> _GIVEN PROBLEM_
Quote the whole listing word for word. Do not include the pictures.

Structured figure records
■ ■ ■ ■

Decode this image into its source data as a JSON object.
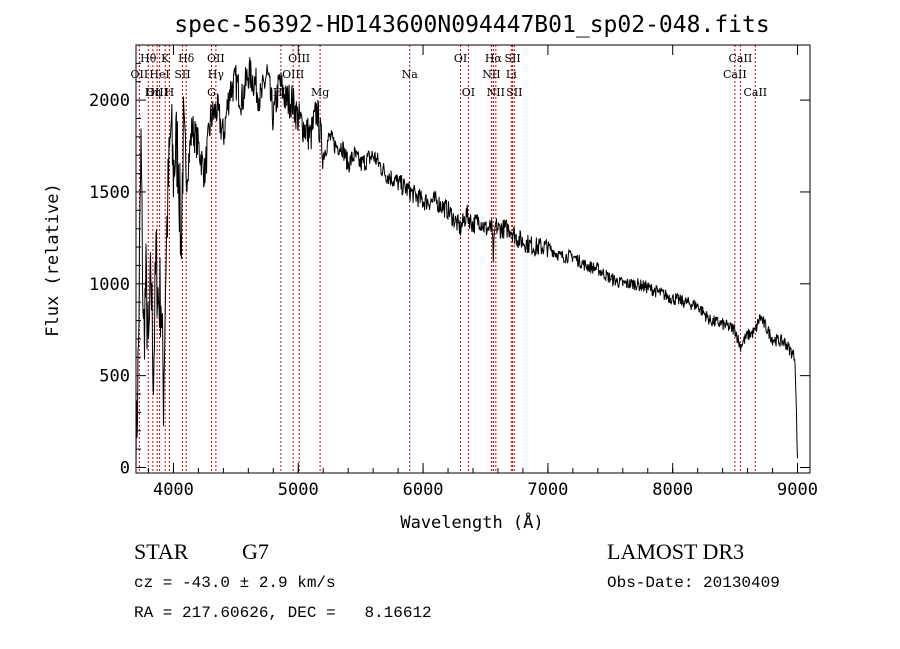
{
  "chart_data": {
    "type": "line",
    "title": "spec-56392-HD143600N094447B01_sp02-048.fits",
    "xlabel": "Wavelength (Å)",
    "ylabel": "Flux (relative)",
    "xlim": [
      3700,
      9100
    ],
    "ylim": [
      -30,
      2300
    ],
    "xticks": [
      4000,
      5000,
      6000,
      7000,
      8000,
      9000
    ],
    "yticks": [
      0,
      500,
      1000,
      1500,
      2000
    ],
    "series": [
      {
        "name": "spectrum",
        "x": [
          3700,
          3720,
          3740,
          3760,
          3780,
          3800,
          3820,
          3840,
          3860,
          3880,
          3900,
          3920,
          3940,
          3960,
          3980,
          4000,
          4020,
          4040,
          4060,
          4080,
          4100,
          4150,
          4200,
          4250,
          4300,
          4350,
          4400,
          4450,
          4500,
          4550,
          4600,
          4650,
          4700,
          4750,
          4800,
          4850,
          4900,
          4950,
          5000,
          5050,
          5100,
          5150,
          5200,
          5250,
          5300,
          5350,
          5400,
          5450,
          5500,
          5600,
          5700,
          5800,
          5900,
          6000,
          6100,
          6200,
          6300,
          6350,
          6400,
          6450,
          6500,
          6550,
          6563,
          6580,
          6600,
          6650,
          6700,
          6750,
          6800,
          6900,
          7000,
          7100,
          7200,
          7300,
          7400,
          7500,
          7600,
          7700,
          7800,
          7900,
          8000,
          8100,
          8200,
          8300,
          8400,
          8500,
          8540,
          8600,
          8660,
          8700,
          8800,
          8900,
          8980,
          9000
        ],
        "values": [
          20,
          650,
          1750,
          700,
          1000,
          600,
          1050,
          500,
          1150,
          900,
          950,
          400,
          1150,
          1550,
          1850,
          1600,
          1750,
          1700,
          1200,
          1800,
          1550,
          1850,
          1750,
          1600,
          1900,
          1950,
          1800,
          2050,
          2100,
          2000,
          2150,
          2100,
          2000,
          2150,
          1900,
          2100,
          2000,
          2000,
          1900,
          1850,
          1800,
          1950,
          1700,
          1800,
          1750,
          1750,
          1650,
          1700,
          1650,
          1700,
          1600,
          1550,
          1500,
          1450,
          1450,
          1400,
          1300,
          1380,
          1320,
          1350,
          1300,
          1300,
          1150,
          1320,
          1300,
          1300,
          1300,
          1250,
          1230,
          1200,
          1200,
          1150,
          1150,
          1100,
          1080,
          1030,
          1000,
          1000,
          980,
          950,
          920,
          900,
          880,
          800,
          780,
          750,
          660,
          720,
          740,
          820,
          700,
          680,
          600,
          50
        ]
      }
    ],
    "spectral_lines": [
      {
        "label": "Hθ",
        "wavelength": 3798,
        "row": 1
      },
      {
        "label": "K",
        "wavelength": 3934,
        "row": 1
      },
      {
        "label": "Hδ",
        "wavelength": 4102,
        "row": 1
      },
      {
        "label": "OII",
        "wavelength": 4340,
        "row": 1
      },
      {
        "label": "OIII",
        "wavelength": 5007,
        "row": 1
      },
      {
        "label": "Na",
        "wavelength": 5893,
        "row": 2
      },
      {
        "label": "OI",
        "wavelength": 6300,
        "row": 1
      },
      {
        "label": "Hα",
        "wavelength": 6563,
        "row": 1
      },
      {
        "label": "SII",
        "wavelength": 6717,
        "row": 1
      },
      {
        "label": "CaII",
        "wavelength": 8542,
        "row": 1
      },
      {
        "label": "OII",
        "wavelength": 3727,
        "row": 2
      },
      {
        "label": "HeI",
        "wavelength": 3889,
        "row": 2
      },
      {
        "label": "SII",
        "wavelength": 4072,
        "row": 2
      },
      {
        "label": "Hγ",
        "wavelength": 4340,
        "row": 2
      },
      {
        "label": "OIII",
        "wavelength": 4959,
        "row": 2
      },
      {
        "label": "NII",
        "wavelength": 6548,
        "row": 2
      },
      {
        "label": "Li",
        "wavelength": 6707,
        "row": 2
      },
      {
        "label": "CaII",
        "wavelength": 8498,
        "row": 2
      },
      {
        "label": "OIII",
        "wavelength": 3869,
        "row": 3
      },
      {
        "label": "Hη",
        "wavelength": 3835,
        "row": 3
      },
      {
        "label": "H",
        "wavelength": 3968,
        "row": 3
      },
      {
        "label": "G",
        "wavelength": 4305,
        "row": 3
      },
      {
        "label": "Hβ",
        "wavelength": 4861,
        "row": 3
      },
      {
        "label": "Mg",
        "wavelength": 5175,
        "row": 3
      },
      {
        "label": "OI",
        "wavelength": 6363,
        "row": 3
      },
      {
        "label": "NII",
        "wavelength": 6583,
        "row": 3
      },
      {
        "label": "SII",
        "wavelength": 6731,
        "row": 3
      },
      {
        "label": "CaII",
        "wavelength": 8662,
        "row": 3
      }
    ]
  },
  "info": {
    "class": "STAR",
    "subclass": "G7",
    "survey": "LAMOST DR3",
    "cz": "cz = -43.0 ± 2.9 km/s",
    "obs_date": "Obs-Date: 20130409",
    "radec": "RA = 217.60626, DEC =   8.16612"
  },
  "colors": {
    "axis": "#000000",
    "line_marker": "#cc0000",
    "spectrum": "#000000"
  }
}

■ ■ ■ ■

> _RESULT OF THE EXERCISE_
Decode this image into its source data as a JSON object.
{
  "chart_data": {
    "type": "line",
    "title": "spec-56392-HD143600N094447B01_sp02-048.fits",
    "xlabel": "Wavelength (Å)",
    "ylabel": "Flux (relative)",
    "xlim": [
      3700,
      9100
    ],
    "ylim": [
      -30,
      2300
    ],
    "xticks": [
      4000,
      5000,
      6000,
      7000,
      8000,
      9000
    ],
    "yticks": [
      0,
      500,
      1000,
      1500,
      2000
    ],
    "series": [
      {
        "name": "spectrum",
        "x": [
          3700,
          3720,
          3740,
          3760,
          3780,
          3800,
          3820,
          3840,
          3860,
          3880,
          3900,
          3920,
          3940,
          3960,
          3980,
          4000,
          4020,
          4040,
          4060,
          4080,
          4100,
          4150,
          4200,
          4250,
          4300,
          4350,
          4400,
          4450,
          4500,
          4550,
          4600,
          4650,
          4700,
          4750,
          4800,
          4850,
          4900,
          4950,
          5000,
          5050,
          5100,
          5150,
          5200,
          5250,
          5300,
          5350,
          5400,
          5450,
          5500,
          5600,
          5700,
          5800,
          5900,
          6000,
          6100,
          6200,
          6300,
          6350,
          6400,
          6450,
          6500,
          6550,
          6563,
          6580,
          6600,
          6650,
          6700,
          6750,
          6800,
          6900,
          7000,
          7100,
          7200,
          7300,
          7400,
          7500,
          7600,
          7700,
          7800,
          7900,
          8000,
          8100,
          8200,
          8300,
          8400,
          8500,
          8540,
          8600,
          8660,
          8700,
          8800,
          8900,
          8980,
          9000
        ],
        "values": [
          20,
          650,
          1750,
          700,
          1000,
          600,
          1050,
          500,
          1150,
          900,
          950,
          400,
          1150,
          1550,
          1850,
          1600,
          1750,
          1700,
          1200,
          1800,
          1550,
          1850,
          1750,
          1600,
          1900,
          1950,
          1800,
          2050,
          2100,
          2000,
          2150,
          2100,
          2000,
          2150,
          1900,
          2100,
          2000,
          2000,
          1900,
          1850,
          1800,
          1950,
          1700,
          1800,
          1750,
          1750,
          1650,
          1700,
          1650,
          1700,
          1600,
          1550,
          1500,
          1450,
          1450,
          1400,
          1300,
          1380,
          1320,
          1350,
          1300,
          1300,
          1150,
          1320,
          1300,
          1300,
          1300,
          1250,
          1230,
          1200,
          1200,
          1150,
          1150,
          1100,
          1080,
          1030,
          1000,
          1000,
          980,
          950,
          920,
          900,
          880,
          800,
          780,
          750,
          660,
          720,
          740,
          820,
          700,
          680,
          600,
          50
        ]
      }
    ],
    "spectral_lines": [
      {
        "label": "Hθ",
        "wavelength": 3798,
        "row": 1
      },
      {
        "label": "K",
        "wavelength": 3934,
        "row": 1
      },
      {
        "label": "Hδ",
        "wavelength": 4102,
        "row": 1
      },
      {
        "label": "OII",
        "wavelength": 4340,
        "row": 1
      },
      {
        "label": "OIII",
        "wavelength": 5007,
        "row": 1
      },
      {
        "label": "Na",
        "wavelength": 5893,
        "row": 2
      },
      {
        "label": "OI",
        "wavelength": 6300,
        "row": 1
      },
      {
        "label": "Hα",
        "wavelength": 6563,
        "row": 1
      },
      {
        "label": "SII",
        "wavelength": 6717,
        "row": 1
      },
      {
        "label": "CaII",
        "wavelength": 8542,
        "row": 1
      },
      {
        "label": "OII",
        "wavelength": 3727,
        "row": 2
      },
      {
        "label": "HeI",
        "wavelength": 3889,
        "row": 2
      },
      {
        "label": "SII",
        "wavelength": 4072,
        "row": 2
      },
      {
        "label": "Hγ",
        "wavelength": 4340,
        "row": 2
      },
      {
        "label": "OIII",
        "wavelength": 4959,
        "row": 2
      },
      {
        "label": "NII",
        "wavelength": 6548,
        "row": 2
      },
      {
        "label": "Li",
        "wavelength": 6707,
        "row": 2
      },
      {
        "label": "CaII",
        "wavelength": 8498,
        "row": 2
      },
      {
        "label": "OIII",
        "wavelength": 3869,
        "row": 3
      },
      {
        "label": "Hη",
        "wavelength": 3835,
        "row": 3
      },
      {
        "label": "H",
        "wavelength": 3968,
        "row": 3
      },
      {
        "label": "G",
        "wavelength": 4305,
        "row": 3
      },
      {
        "label": "Hβ",
        "wavelength": 4861,
        "row": 3
      },
      {
        "label": "Mg",
        "wavelength": 5175,
        "row": 3
      },
      {
        "label": "OI",
        "wavelength": 6363,
        "row": 3
      },
      {
        "label": "NII",
        "wavelength": 6583,
        "row": 3
      },
      {
        "label": "SII",
        "wavelength": 6731,
        "row": 3
      },
      {
        "label": "CaII",
        "wavelength": 8662,
        "row": 3
      }
    ]
  },
  "info": {
    "class": "STAR",
    "subclass": "G7",
    "survey": "LAMOST DR3",
    "cz": "cz = -43.0 ± 2.9 km/s",
    "obs_date": "Obs-Date: 20130409",
    "radec": "RA = 217.60626, DEC =   8.16612"
  },
  "colors": {
    "axis": "#000000",
    "line_marker": "#cc0000",
    "spectrum": "#000000"
  }
}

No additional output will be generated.